**** DATASET ENTRIES ****
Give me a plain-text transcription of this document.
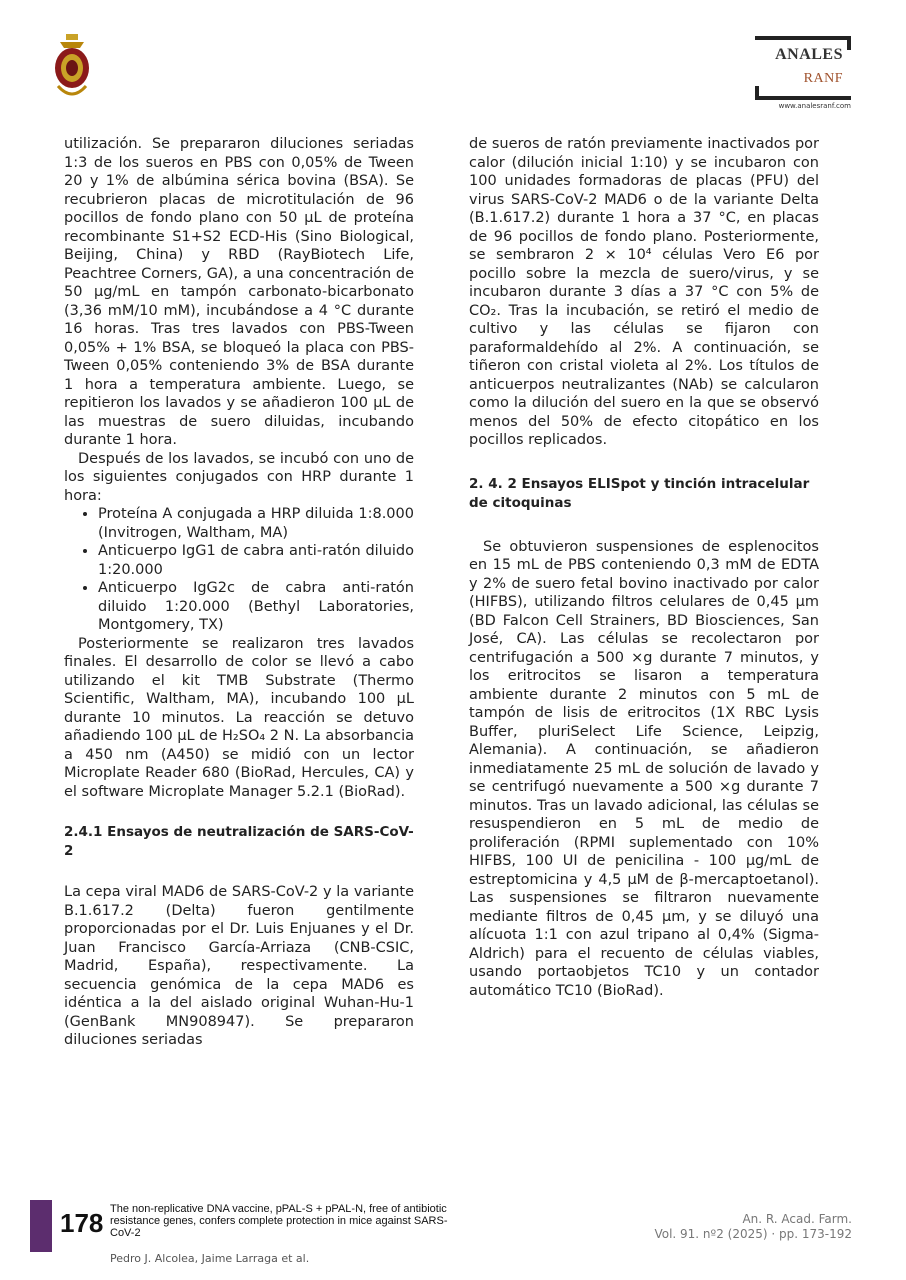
ANALES
RANF
www.analesranf.com

utilización. Se prepararon diluciones seriadas 1:3 de los sueros en PBS con 0,05% de Tween 20 y 1% de albúmina sérica bovina (BSA). Se recubrieron placas de microtitulación de 96 pocillos de fondo plano con 50 µL de proteína recombinante S1+S2 ECD-His (Sino Biological, Beijing, China) y RBD (RayBiotech Life, Peachtree Corners, GA), a una concentración de 50 µg/mL en tampón carbonato-bicarbonato (3,36 mM/10 mM), incubándose a 4 °C durante 16 horas. Tras tres lavados con PBS-Tween 0,05% + 1% BSA, se bloqueó la placa con PBS-Tween 0,05% conteniendo 3% de BSA durante 1 hora a temperatura ambiente. Luego, se repitieron los lavados y se añadieron 100 µL de las muestras de suero diluidas, incubando durante 1 hora.

Después de los lavados, se incubó con uno de los siguientes conjugados con HRP durante 1 hora:

• Proteína A conjugada a HRP diluida 1:8.000 (Invitrogen, Waltham, MA)
• Anticuerpo IgG1 de cabra anti-ratón diluido 1:20.000
• Anticuerpo IgG2c de cabra anti-ratón diluido 1:20.000 (Bethyl Laboratories, Montgomery, TX)

Posteriormente se realizaron tres lavados finales. El desarrollo de color se llevó a cabo utilizando el kit TMB Substrate (Thermo Scientific, Waltham, MA), incubando 100 µL durante 10 minutos. La reacción se detuvo añadiendo 100 µL de H₂SO₄ 2 N. La absorbancia a 450 nm (A450) se midió con un lector Microplate Reader 680 (BioRad, Hercules, CA) y el software Microplate Manager 5.2.1 (BioRad).

2.4.1 Ensayos de neutralización de SARS-CoV-2

La cepa viral MAD6 de SARS-CoV-2 y la variante B.1.617.2 (Delta) fueron gentilmente proporcionadas por el Dr. Luis Enjuanes y el Dr. Juan Francisco García-Arriaza (CNB-CSIC, Madrid, España), respectivamente. La secuencia genómica de la cepa MAD6 es idéntica a la del aislado original Wuhan-Hu-1 (GenBank MN908947). Se prepararon diluciones seriadas

de sueros de ratón previamente inactivados por calor (dilución inicial 1:10) y se incubaron con 100 unidades formadoras de placas (PFU) del virus SARS-CoV-2 MAD6 o de la variante Delta (B.1.617.2) durante 1 hora a 37 °C, en placas de 96 pocillos de fondo plano. Posteriormente, se sembraron 2 × 10⁴ células Vero E6 por pocillo sobre la mezcla de suero/virus, y se incubaron durante 3 días a 37 °C con 5% de CO₂. Tras la incubación, se retiró el medio de cultivo y las células se fijaron con paraformaldehído al 2%. A continuación, se tiñeron con cristal violeta al 2%. Los títulos de anticuerpos neutralizantes (NAb) se calcularon como la dilución del suero en la que se observó menos del 50% de efecto citopático en los pocillos replicados.

2. 4. 2 Ensayos ELISpot y tinción intracelular de citoquinas

Se obtuvieron suspensiones de esplenocitos en 15 mL de PBS conteniendo 0,3 mM de EDTA y 2% de suero fetal bovino inactivado por calor (HIFBS), utilizando filtros celulares de 0,45 µm (BD Falcon Cell Strainers, BD Biosciences, San José, CA). Las células se recolectaron por centrifugación a 500 ×g durante 7 minutos, y los eritrocitos se lisaron a temperatura ambiente durante 2 minutos con 5 mL de tampón de lisis de eritrocitos (1X RBC Lysis Buffer, pluriSelect Life Science, Leipzig, Alemania). A continuación, se añadieron inmediatamente 25 mL de solución de lavado y se centrifugó nuevamente a 500 ×g durante 7 minutos. Tras un lavado adicional, las células se resuspendieron en 5 mL de medio de proliferación (RPMI suplementado con 10% HIFBS, 100 UI de penicilina - 100 µg/mL de estreptomicina y 4,5 µM de β-mercaptoetanol). Las suspensiones se filtraron nuevamente mediante filtros de 0,45 µm, y se diluyó una alícuota 1:1 con azul tripano al 0,4% (Sigma-Aldrich) para el recuento de células viables, usando portaobjetos TC10 y un contador automático TC10 (BioRad).

178 The non-replicative DNA vaccine, pPAL-S + pPAL-N, free of antibiotic resistance genes, confers complete protection in mice against SARS-CoV-2
Pedro J. Alcolea, Jaime Larraga et al.
An. R. Acad. Farm.
Vol. 91. nº2 (2025) · pp. 173-192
****
ACTION ITEM>
Set down all the entries exactly as they appear, but skip any pictures.

RESULT>
Give me a plain-text transcription of this document.
ANALES
RANF
www.analesranf.com

utilización. Se prepararon diluciones seriadas 1:3 de los sueros en PBS con 0,05% de Tween 20 y 1% de albúmina sérica bovina (BSA). Se recubrieron placas de microtitulación de 96 pocillos de fondo plano con 50 µL de proteína recombinante S1+S2 ECD-His (Sino Biological, Beijing, China) y RBD (RayBiotech Life, Peachtree Corners, GA), a una concentración de 50 µg/mL en tampón carbonato-bicarbonato (3,36 mM/10 mM), incubándose a 4 °C durante 16 horas. Tras tres lavados con PBS-Tween 0,05% + 1% BSA, se bloqueó la placa con PBS-Tween 0,05% conteniendo 3% de BSA durante 1 hora a temperatura ambiente. Luego, se repitieron los lavados y se añadieron 100 µL de las muestras de suero diluidas, incubando durante 1 hora.

Después de los lavados, se incubó con uno de los siguientes conjugados con HRP durante 1 hora:

• Proteína A conjugada a HRP diluida 1:8.000 (Invitrogen, Waltham, MA)
• Anticuerpo IgG1 de cabra anti-ratón diluido 1:20.000
• Anticuerpo IgG2c de cabra anti-ratón diluido 1:20.000 (Bethyl Laboratories, Montgomery, TX)

Posteriormente se realizaron tres lavados finales. El desarrollo de color se llevó a cabo utilizando el kit TMB Substrate (Thermo Scientific, Waltham, MA), incubando 100 µL durante 10 minutos. La reacción se detuvo añadiendo 100 µL de H₂SO₄ 2 N. La absorbancia a 450 nm (A450) se midió con un lector Microplate Reader 680 (BioRad, Hercules, CA) y el software Microplate Manager 5.2.1 (BioRad).

2.4.1 Ensayos de neutralización de SARS-CoV-2

La cepa viral MAD6 de SARS-CoV-2 y la variante B.1.617.2 (Delta) fueron gentilmente proporcionadas por el Dr. Luis Enjuanes y el Dr. Juan Francisco García-Arriaza (CNB-CSIC, Madrid, España), respectivamente. La secuencia genómica de la cepa MAD6 es idéntica a la del aislado original Wuhan-Hu-1 (GenBank MN908947). Se prepararon diluciones seriadas

de sueros de ratón previamente inactivados por calor (dilución inicial 1:10) y se incubaron con 100 unidades formadoras de placas (PFU) del virus SARS-CoV-2 MAD6 o de la variante Delta (B.1.617.2) durante 1 hora a 37 °C, en placas de 96 pocillos de fondo plano. Posteriormente, se sembraron 2 × 10⁴ células Vero E6 por pocillo sobre la mezcla de suero/virus, y se incubaron durante 3 días a 37 °C con 5% de CO₂. Tras la incubación, se retiró el medio de cultivo y las células se fijaron con paraformaldehído al 2%. A continuación, se tiñeron con cristal violeta al 2%. Los títulos de anticuerpos neutralizantes (NAb) se calcularon como la dilución del suero en la que se observó menos del 50% de efecto citopático en los pocillos replicados.

2. 4. 2 Ensayos ELISpot y tinción intracelular de citoquinas

Se obtuvieron suspensiones de esplenocitos en 15 mL de PBS conteniendo 0,3 mM de EDTA y 2% de suero fetal bovino inactivado por calor (HIFBS), utilizando filtros celulares de 0,45 µm (BD Falcon Cell Strainers, BD Biosciences, San José, CA). Las células se recolectaron por centrifugación a 500 ×g durante 7 minutos, y los eritrocitos se lisaron a temperatura ambiente durante 2 minutos con 5 mL de tampón de lisis de eritrocitos (1X RBC Lysis Buffer, pluriSelect Life Science, Leipzig, Alemania). A continuación, se añadieron inmediatamente 25 mL de solución de lavado y se centrifugó nuevamente a 500 ×g durante 7 minutos. Tras un lavado adicional, las células se resuspendieron en 5 mL de medio de proliferación (RPMI suplementado con 10% HIFBS, 100 UI de penicilina - 100 µg/mL de estreptomicina y 4,5 µM de β-mercaptoetanol). Las suspensiones se filtraron nuevamente mediante filtros de 0,45 µm, y se diluyó una alícuota 1:1 con azul tripano al 0,4% (Sigma-Aldrich) para el recuento de células viables, usando portaobjetos TC10 y un contador automático TC10 (BioRad).

178 The non-replicative DNA vaccine, pPAL-S + pPAL-N, free of antibiotic resistance genes, confers complete protection in mice against SARS-CoV-2
Pedro J. Alcolea, Jaime Larraga et al.
An. R. Acad. Farm.
Vol. 91. nº2 (2025) · pp. 173-192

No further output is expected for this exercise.